[DIRECTION] For the listing below, give the count of lines containing the string "JSON" and nothing else.

*** DATA

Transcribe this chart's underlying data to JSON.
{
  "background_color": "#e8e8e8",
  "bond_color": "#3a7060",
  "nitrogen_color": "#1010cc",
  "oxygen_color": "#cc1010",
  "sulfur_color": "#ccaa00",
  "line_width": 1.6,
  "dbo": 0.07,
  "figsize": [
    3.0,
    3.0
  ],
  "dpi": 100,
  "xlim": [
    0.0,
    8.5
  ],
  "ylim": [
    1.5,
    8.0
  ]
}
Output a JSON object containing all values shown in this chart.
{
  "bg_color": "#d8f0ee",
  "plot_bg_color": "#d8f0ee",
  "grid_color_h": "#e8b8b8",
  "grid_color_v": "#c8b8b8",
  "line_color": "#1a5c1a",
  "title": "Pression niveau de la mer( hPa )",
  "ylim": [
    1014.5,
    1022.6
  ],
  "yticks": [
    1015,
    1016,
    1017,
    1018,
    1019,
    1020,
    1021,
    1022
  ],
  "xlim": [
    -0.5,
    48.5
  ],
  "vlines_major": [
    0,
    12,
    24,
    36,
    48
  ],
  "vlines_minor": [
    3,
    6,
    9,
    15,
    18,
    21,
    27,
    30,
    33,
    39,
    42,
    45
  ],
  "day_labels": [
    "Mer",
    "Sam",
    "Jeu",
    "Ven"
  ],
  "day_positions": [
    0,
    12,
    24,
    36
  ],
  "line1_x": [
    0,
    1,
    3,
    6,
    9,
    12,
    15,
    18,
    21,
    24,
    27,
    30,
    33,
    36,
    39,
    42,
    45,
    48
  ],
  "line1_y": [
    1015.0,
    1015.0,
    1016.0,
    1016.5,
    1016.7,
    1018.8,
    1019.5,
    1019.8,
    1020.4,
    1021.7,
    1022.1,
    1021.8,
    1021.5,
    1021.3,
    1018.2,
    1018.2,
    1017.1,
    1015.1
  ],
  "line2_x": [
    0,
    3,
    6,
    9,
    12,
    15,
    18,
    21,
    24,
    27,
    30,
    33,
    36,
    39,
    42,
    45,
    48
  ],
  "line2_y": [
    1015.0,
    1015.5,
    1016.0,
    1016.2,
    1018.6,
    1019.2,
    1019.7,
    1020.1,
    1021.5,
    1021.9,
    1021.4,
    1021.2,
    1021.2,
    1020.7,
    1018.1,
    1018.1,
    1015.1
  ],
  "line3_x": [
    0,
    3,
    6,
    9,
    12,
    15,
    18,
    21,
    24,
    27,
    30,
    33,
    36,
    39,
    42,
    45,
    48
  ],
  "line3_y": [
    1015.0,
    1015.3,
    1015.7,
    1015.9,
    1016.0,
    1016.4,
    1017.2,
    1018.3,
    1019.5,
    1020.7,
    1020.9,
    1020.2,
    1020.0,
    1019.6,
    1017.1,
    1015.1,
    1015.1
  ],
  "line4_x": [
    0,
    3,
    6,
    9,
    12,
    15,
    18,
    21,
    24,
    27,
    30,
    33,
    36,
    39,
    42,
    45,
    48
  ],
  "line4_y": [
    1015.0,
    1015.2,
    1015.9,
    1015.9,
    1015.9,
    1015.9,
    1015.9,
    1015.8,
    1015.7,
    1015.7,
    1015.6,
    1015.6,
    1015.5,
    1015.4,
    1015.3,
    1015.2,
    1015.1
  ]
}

******

[THE RESULT] 2